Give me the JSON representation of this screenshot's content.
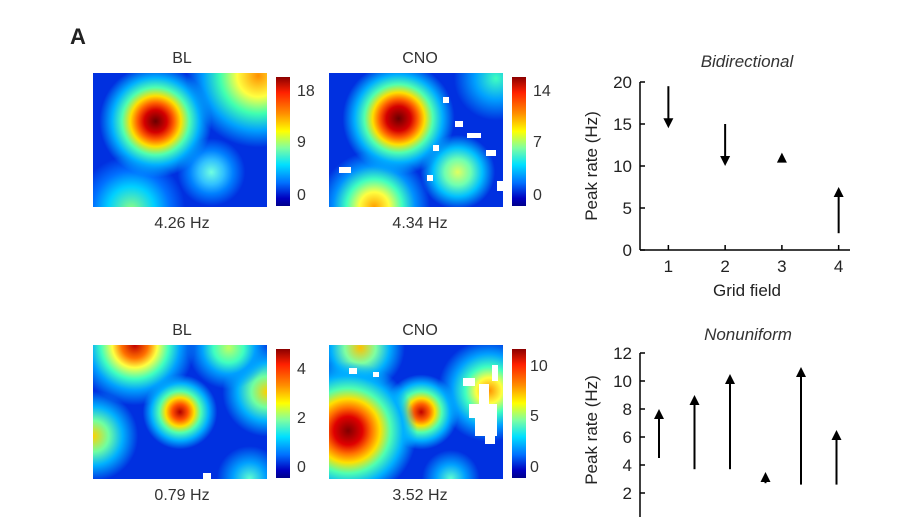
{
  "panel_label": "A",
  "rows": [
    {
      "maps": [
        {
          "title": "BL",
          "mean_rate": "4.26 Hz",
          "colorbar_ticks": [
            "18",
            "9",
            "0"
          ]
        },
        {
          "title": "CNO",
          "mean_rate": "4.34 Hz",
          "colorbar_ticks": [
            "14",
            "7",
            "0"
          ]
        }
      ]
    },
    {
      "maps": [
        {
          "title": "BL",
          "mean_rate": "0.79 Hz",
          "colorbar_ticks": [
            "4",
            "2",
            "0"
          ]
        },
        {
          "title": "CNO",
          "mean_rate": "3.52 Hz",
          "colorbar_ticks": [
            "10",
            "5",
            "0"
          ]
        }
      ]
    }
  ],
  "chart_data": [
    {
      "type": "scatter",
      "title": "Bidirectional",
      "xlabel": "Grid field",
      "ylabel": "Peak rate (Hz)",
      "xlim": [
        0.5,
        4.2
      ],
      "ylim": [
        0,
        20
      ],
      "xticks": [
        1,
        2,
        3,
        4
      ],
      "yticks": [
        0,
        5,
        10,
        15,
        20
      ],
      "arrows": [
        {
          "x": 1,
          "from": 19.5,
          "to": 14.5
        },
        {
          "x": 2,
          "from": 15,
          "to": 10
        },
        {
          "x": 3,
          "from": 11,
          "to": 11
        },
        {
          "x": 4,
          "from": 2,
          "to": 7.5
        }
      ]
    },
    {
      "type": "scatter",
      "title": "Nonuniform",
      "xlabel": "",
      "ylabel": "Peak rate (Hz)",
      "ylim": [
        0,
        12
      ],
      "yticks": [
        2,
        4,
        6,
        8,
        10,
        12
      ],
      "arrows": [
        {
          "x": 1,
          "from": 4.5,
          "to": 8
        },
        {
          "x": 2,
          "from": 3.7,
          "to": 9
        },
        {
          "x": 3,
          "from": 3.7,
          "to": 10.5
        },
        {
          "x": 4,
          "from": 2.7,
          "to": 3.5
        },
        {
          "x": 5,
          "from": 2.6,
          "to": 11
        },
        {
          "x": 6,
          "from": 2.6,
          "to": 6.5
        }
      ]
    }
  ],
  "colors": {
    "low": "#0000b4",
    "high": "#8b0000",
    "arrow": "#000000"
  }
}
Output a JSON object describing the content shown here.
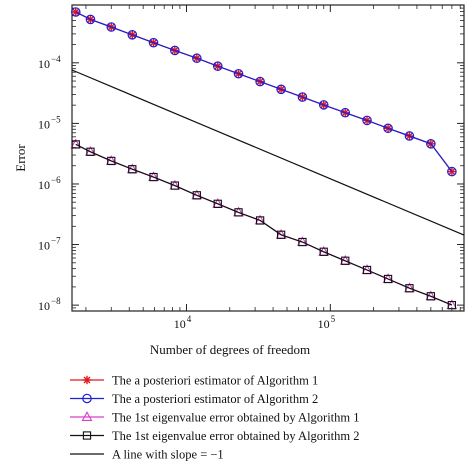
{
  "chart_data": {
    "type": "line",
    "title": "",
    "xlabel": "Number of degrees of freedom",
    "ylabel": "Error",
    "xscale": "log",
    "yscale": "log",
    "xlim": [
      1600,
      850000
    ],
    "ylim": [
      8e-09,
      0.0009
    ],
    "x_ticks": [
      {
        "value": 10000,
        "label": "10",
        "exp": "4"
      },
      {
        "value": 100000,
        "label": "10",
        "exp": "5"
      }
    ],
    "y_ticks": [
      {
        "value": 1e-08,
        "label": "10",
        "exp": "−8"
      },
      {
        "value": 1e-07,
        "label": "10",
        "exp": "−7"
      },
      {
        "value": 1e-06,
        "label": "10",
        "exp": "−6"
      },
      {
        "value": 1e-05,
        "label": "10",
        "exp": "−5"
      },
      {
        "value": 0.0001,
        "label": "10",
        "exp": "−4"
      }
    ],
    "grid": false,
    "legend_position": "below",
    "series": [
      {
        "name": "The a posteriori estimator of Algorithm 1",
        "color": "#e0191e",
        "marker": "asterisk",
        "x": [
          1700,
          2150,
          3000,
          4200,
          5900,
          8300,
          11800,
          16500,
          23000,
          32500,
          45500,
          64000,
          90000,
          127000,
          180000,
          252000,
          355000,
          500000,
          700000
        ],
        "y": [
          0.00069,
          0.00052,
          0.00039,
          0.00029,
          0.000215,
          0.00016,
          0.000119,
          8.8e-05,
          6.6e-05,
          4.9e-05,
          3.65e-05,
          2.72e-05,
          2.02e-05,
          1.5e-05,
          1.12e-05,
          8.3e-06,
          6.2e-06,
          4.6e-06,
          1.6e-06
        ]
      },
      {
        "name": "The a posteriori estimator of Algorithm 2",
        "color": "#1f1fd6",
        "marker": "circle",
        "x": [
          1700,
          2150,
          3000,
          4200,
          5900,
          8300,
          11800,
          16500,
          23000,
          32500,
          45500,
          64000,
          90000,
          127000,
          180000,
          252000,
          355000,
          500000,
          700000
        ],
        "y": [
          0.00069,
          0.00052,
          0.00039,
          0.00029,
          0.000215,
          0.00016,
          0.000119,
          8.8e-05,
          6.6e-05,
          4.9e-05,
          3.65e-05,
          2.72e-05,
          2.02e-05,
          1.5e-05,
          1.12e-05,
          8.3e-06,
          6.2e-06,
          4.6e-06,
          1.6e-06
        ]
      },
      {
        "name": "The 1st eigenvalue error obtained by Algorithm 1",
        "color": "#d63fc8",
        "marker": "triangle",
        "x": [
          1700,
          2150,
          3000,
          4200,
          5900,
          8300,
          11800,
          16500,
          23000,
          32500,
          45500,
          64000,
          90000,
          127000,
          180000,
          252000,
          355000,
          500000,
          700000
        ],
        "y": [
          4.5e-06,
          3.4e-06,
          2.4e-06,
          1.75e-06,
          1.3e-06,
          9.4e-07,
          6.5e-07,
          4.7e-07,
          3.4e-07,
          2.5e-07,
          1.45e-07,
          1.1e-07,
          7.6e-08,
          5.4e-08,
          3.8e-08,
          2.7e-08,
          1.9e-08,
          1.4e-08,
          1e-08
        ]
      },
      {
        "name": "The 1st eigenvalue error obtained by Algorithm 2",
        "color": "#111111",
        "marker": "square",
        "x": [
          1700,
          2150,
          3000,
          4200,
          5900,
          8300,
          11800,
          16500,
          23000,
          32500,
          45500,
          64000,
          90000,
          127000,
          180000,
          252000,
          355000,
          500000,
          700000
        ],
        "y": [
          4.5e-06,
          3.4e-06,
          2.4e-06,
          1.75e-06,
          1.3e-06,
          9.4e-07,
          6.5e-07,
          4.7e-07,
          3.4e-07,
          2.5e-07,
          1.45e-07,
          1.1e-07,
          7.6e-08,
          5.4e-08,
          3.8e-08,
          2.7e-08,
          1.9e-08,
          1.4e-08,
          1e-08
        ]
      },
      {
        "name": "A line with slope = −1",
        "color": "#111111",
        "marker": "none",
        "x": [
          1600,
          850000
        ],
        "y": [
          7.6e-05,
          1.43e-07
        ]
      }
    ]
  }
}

================================

Copy everything in the records above except the pictures, exactly as written.

Give me the JSON representation of this screenshot's content.
{
  "panel_label": "A",
  "rows": [
    {
      "maps": [
        {
          "title": "BL",
          "mean_rate": "4.26 Hz",
          "colorbar_ticks": [
            "18",
            "9",
            "0"
          ]
        },
        {
          "title": "CNO",
          "mean_rate": "4.34 Hz",
          "colorbar_ticks": [
            "14",
            "7",
            "0"
          ]
        }
      ]
    },
    {
      "maps": [
        {
          "title": "BL",
          "mean_rate": "0.79 Hz",
          "colorbar_ticks": [
            "4",
            "2",
            "0"
          ]
        },
        {
          "title": "CNO",
          "mean_rate": "3.52 Hz",
          "colorbar_ticks": [
            "10",
            "5",
            "0"
          ]
        }
      ]
    }
  ],
  "chart_data": [
    {
      "type": "scatter",
      "title": "Bidirectional",
      "xlabel": "Grid field",
      "ylabel": "Peak rate (Hz)",
      "xlim": [
        0.5,
        4.2
      ],
      "ylim": [
        0,
        20
      ],
      "xticks": [
        1,
        2,
        3,
        4
      ],
      "yticks": [
        0,
        5,
        10,
        15,
        20
      ],
      "arrows": [
        {
          "x": 1,
          "from": 19.5,
          "to": 14.5
        },
        {
          "x": 2,
          "from": 15,
          "to": 10
        },
        {
          "x": 3,
          "from": 11,
          "to": 11
        },
        {
          "x": 4,
          "from": 2,
          "to": 7.5
        }
      ]
    },
    {
      "type": "scatter",
      "title": "Nonuniform",
      "xlabel": "",
      "ylabel": "Peak rate (Hz)",
      "ylim": [
        0,
        12
      ],
      "yticks": [
        2,
        4,
        6,
        8,
        10,
        12
      ],
      "arrows": [
        {
          "x": 1,
          "from": 4.5,
          "to": 8
        },
        {
          "x": 2,
          "from": 3.7,
          "to": 9
        },
        {
          "x": 3,
          "from": 3.7,
          "to": 10.5
        },
        {
          "x": 4,
          "from": 2.7,
          "to": 3.5
        },
        {
          "x": 5,
          "from": 2.6,
          "to": 11
        },
        {
          "x": 6,
          "from": 2.6,
          "to": 6.5
        }
      ]
    }
  ],
  "colors": {
    "low": "#0000b4",
    "high": "#8b0000",
    "arrow": "#000000"
  }
}
Output a JSON object describing the content shown here.
{
  "chart_data": {
    "type": "line",
    "title": "",
    "xlabel": "Number of degrees of freedom",
    "ylabel": "Error",
    "xscale": "log",
    "yscale": "log",
    "xlim": [
      1600,
      850000
    ],
    "ylim": [
      8e-09,
      0.0009
    ],
    "x_ticks": [
      {
        "value": 10000,
        "label": "10",
        "exp": "4"
      },
      {
        "value": 100000,
        "label": "10",
        "exp": "5"
      }
    ],
    "y_ticks": [
      {
        "value": 1e-08,
        "label": "10",
        "exp": "−8"
      },
      {
        "value": 1e-07,
        "label": "10",
        "exp": "−7"
      },
      {
        "value": 1e-06,
        "label": "10",
        "exp": "−6"
      },
      {
        "value": 1e-05,
        "label": "10",
        "exp": "−5"
      },
      {
        "value": 0.0001,
        "label": "10",
        "exp": "−4"
      }
    ],
    "grid": false,
    "legend_position": "below",
    "series": [
      {
        "name": "The a posteriori estimator of Algorithm 1",
        "color": "#e0191e",
        "marker": "asterisk",
        "x": [
          1700,
          2150,
          3000,
          4200,
          5900,
          8300,
          11800,
          16500,
          23000,
          32500,
          45500,
          64000,
          90000,
          127000,
          180000,
          252000,
          355000,
          500000,
          700000
        ],
        "y": [
          0.00069,
          0.00052,
          0.00039,
          0.00029,
          0.000215,
          0.00016,
          0.000119,
          8.8e-05,
          6.6e-05,
          4.9e-05,
          3.65e-05,
          2.72e-05,
          2.02e-05,
          1.5e-05,
          1.12e-05,
          8.3e-06,
          6.2e-06,
          4.6e-06,
          1.6e-06
        ]
      },
      {
        "name": "The a posteriori estimator of Algorithm 2",
        "color": "#1f1fd6",
        "marker": "circle",
        "x": [
          1700,
          2150,
          3000,
          4200,
          5900,
          8300,
          11800,
          16500,
          23000,
          32500,
          45500,
          64000,
          90000,
          127000,
          180000,
          252000,
          355000,
          500000,
          700000
        ],
        "y": [
          0.00069,
          0.00052,
          0.00039,
          0.00029,
          0.000215,
          0.00016,
          0.000119,
          8.8e-05,
          6.6e-05,
          4.9e-05,
          3.65e-05,
          2.72e-05,
          2.02e-05,
          1.5e-05,
          1.12e-05,
          8.3e-06,
          6.2e-06,
          4.6e-06,
          1.6e-06
        ]
      },
      {
        "name": "The 1st eigenvalue error obtained by Algorithm 1",
        "color": "#d63fc8",
        "marker": "triangle",
        "x": [
          1700,
          2150,
          3000,
          4200,
          5900,
          8300,
          11800,
          16500,
          23000,
          32500,
          45500,
          64000,
          90000,
          127000,
          180000,
          252000,
          355000,
          500000,
          700000
        ],
        "y": [
          4.5e-06,
          3.4e-06,
          2.4e-06,
          1.75e-06,
          1.3e-06,
          9.4e-07,
          6.5e-07,
          4.7e-07,
          3.4e-07,
          2.5e-07,
          1.45e-07,
          1.1e-07,
          7.6e-08,
          5.4e-08,
          3.8e-08,
          2.7e-08,
          1.9e-08,
          1.4e-08,
          1e-08
        ]
      },
      {
        "name": "The 1st eigenvalue error obtained by Algorithm 2",
        "color": "#111111",
        "marker": "square",
        "x": [
          1700,
          2150,
          3000,
          4200,
          5900,
          8300,
          11800,
          16500,
          23000,
          32500,
          45500,
          64000,
          90000,
          127000,
          180000,
          252000,
          355000,
          500000,
          700000
        ],
        "y": [
          4.5e-06,
          3.4e-06,
          2.4e-06,
          1.75e-06,
          1.3e-06,
          9.4e-07,
          6.5e-07,
          4.7e-07,
          3.4e-07,
          2.5e-07,
          1.45e-07,
          1.1e-07,
          7.6e-08,
          5.4e-08,
          3.8e-08,
          2.7e-08,
          1.9e-08,
          1.4e-08,
          1e-08
        ]
      },
      {
        "name": "A line with slope = −1",
        "color": "#111111",
        "marker": "none",
        "x": [
          1600,
          850000
        ],
        "y": [
          7.6e-05,
          1.43e-07
        ]
      }
    ]
  }
}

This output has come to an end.